--- START ---

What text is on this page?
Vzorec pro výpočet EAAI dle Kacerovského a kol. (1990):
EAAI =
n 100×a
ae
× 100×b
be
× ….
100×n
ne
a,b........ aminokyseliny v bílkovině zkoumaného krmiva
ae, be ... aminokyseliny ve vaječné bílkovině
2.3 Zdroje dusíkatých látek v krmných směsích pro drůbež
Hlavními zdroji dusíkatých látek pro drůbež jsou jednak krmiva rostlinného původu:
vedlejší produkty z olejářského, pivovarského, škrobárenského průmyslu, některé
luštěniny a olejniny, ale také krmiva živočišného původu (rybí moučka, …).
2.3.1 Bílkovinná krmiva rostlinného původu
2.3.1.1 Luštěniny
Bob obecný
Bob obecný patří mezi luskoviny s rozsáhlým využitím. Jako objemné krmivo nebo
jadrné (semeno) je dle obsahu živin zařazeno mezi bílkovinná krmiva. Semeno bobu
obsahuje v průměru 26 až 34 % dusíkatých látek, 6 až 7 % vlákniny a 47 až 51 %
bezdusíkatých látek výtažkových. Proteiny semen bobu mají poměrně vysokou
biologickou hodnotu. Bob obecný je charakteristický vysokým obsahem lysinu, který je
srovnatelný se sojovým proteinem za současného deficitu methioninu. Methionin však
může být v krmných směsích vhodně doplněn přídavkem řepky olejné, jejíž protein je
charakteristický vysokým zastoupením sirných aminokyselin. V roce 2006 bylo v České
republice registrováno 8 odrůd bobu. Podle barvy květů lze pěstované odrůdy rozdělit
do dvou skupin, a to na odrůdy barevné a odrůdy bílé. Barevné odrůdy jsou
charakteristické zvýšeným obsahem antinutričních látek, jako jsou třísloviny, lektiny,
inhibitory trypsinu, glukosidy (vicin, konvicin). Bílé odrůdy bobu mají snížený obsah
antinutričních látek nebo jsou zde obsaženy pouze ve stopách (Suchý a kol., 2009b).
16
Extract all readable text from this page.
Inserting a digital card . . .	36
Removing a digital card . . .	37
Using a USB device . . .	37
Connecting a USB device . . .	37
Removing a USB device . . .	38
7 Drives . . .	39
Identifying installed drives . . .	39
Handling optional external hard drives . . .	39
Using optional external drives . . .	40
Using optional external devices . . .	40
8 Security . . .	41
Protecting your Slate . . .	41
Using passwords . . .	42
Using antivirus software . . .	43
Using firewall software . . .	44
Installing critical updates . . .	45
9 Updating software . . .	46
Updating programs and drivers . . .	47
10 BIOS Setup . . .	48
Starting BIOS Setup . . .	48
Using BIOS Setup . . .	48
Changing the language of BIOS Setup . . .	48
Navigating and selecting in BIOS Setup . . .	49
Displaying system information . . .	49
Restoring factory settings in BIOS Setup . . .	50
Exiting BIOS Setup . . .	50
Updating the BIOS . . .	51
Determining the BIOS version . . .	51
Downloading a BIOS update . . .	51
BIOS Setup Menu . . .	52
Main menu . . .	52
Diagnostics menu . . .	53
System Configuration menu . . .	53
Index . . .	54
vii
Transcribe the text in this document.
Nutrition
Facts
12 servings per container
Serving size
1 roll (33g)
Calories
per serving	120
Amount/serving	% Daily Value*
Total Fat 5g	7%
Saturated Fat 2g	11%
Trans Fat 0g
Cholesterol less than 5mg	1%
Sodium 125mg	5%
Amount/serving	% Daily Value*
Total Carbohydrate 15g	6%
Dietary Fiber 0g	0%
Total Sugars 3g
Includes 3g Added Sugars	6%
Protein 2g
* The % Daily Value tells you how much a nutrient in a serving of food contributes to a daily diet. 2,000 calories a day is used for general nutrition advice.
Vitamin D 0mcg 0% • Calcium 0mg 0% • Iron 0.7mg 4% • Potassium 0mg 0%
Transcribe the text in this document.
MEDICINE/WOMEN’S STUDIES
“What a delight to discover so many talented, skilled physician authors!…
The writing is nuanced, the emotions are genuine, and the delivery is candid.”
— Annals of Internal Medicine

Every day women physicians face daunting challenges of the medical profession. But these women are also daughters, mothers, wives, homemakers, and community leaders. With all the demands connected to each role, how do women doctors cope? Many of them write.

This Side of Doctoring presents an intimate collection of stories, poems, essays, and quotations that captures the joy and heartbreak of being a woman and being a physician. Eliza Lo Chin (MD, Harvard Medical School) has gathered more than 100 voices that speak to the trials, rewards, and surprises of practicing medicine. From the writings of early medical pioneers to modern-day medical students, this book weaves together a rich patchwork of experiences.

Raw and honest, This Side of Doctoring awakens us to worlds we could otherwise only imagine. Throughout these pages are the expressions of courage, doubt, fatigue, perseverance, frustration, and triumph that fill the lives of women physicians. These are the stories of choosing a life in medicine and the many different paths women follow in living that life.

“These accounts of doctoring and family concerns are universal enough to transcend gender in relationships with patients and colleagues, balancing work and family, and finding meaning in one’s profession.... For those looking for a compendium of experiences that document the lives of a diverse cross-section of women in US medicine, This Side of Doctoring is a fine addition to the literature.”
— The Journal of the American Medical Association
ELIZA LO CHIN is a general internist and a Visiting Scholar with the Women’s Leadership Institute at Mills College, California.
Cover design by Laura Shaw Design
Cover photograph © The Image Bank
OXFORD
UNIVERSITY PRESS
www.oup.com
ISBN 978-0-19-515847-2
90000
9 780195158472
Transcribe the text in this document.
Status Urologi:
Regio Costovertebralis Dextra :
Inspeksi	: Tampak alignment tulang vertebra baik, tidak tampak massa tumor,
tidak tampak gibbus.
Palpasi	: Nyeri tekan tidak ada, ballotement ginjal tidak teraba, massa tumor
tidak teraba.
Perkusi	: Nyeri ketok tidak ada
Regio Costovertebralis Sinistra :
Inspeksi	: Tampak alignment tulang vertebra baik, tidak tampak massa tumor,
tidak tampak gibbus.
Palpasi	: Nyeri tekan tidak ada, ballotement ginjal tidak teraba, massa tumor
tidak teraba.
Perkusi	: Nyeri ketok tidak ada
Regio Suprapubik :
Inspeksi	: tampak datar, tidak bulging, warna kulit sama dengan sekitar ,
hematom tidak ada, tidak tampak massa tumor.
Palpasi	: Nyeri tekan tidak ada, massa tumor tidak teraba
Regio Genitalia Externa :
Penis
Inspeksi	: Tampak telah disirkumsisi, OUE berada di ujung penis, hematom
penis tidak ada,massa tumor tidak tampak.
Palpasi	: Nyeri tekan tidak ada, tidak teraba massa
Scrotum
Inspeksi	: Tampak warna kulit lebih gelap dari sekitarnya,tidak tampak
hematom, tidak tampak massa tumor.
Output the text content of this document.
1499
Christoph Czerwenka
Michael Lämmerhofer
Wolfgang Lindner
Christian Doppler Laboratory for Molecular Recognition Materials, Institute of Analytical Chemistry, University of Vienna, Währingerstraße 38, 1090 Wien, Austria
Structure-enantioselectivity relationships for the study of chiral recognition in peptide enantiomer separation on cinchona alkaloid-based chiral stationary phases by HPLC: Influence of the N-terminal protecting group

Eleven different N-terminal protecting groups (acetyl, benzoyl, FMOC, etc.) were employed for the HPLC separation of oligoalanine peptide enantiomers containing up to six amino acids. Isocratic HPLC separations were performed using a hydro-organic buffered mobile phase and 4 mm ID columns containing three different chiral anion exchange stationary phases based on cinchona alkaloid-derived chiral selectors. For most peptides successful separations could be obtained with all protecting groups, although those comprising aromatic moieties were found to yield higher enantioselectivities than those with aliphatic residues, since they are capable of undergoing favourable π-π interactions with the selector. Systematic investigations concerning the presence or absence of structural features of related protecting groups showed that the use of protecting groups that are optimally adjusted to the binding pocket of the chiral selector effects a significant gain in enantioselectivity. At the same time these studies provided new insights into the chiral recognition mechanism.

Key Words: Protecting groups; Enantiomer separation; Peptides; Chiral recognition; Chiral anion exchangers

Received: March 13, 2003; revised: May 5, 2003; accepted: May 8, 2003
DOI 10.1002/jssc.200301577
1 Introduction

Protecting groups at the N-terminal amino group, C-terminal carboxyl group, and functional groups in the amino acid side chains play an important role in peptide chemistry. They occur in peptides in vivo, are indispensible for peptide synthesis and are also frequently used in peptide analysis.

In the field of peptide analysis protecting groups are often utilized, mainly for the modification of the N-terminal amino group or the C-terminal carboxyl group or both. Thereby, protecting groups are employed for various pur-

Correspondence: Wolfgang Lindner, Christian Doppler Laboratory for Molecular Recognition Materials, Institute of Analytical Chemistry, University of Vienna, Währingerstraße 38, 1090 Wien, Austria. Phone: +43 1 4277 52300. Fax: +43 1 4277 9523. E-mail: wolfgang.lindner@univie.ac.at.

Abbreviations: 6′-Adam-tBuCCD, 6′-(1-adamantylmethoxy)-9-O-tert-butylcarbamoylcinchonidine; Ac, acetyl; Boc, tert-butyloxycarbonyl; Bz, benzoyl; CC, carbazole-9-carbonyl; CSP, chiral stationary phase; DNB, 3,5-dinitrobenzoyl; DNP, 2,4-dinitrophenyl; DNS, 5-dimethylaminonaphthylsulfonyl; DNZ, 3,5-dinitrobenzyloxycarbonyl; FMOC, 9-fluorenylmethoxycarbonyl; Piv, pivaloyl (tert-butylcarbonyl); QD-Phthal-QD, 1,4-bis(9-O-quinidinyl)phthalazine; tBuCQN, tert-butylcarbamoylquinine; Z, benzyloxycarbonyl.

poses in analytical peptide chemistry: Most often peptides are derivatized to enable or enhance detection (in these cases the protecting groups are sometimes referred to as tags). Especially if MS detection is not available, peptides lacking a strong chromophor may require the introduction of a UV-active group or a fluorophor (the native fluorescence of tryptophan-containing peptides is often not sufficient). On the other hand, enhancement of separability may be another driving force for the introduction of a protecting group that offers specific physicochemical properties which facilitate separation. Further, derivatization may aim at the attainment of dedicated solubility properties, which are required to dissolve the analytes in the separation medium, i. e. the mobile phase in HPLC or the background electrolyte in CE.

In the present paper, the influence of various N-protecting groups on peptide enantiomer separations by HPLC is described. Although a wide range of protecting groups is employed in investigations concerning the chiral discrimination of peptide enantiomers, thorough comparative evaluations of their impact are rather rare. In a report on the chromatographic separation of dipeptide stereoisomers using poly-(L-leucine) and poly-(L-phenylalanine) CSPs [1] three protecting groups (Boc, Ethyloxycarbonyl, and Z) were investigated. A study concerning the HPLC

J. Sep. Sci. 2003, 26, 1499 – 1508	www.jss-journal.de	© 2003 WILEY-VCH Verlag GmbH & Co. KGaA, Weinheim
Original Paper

--- END ---

→ WHAT TO WORK ON: The word "Costovertebralis" appears in some lines of the data. Copy every one of those lines.

→ WRITTEN RESPONSE:
Regio Costovertebralis Dextra :
Regio Costovertebralis Sinistra :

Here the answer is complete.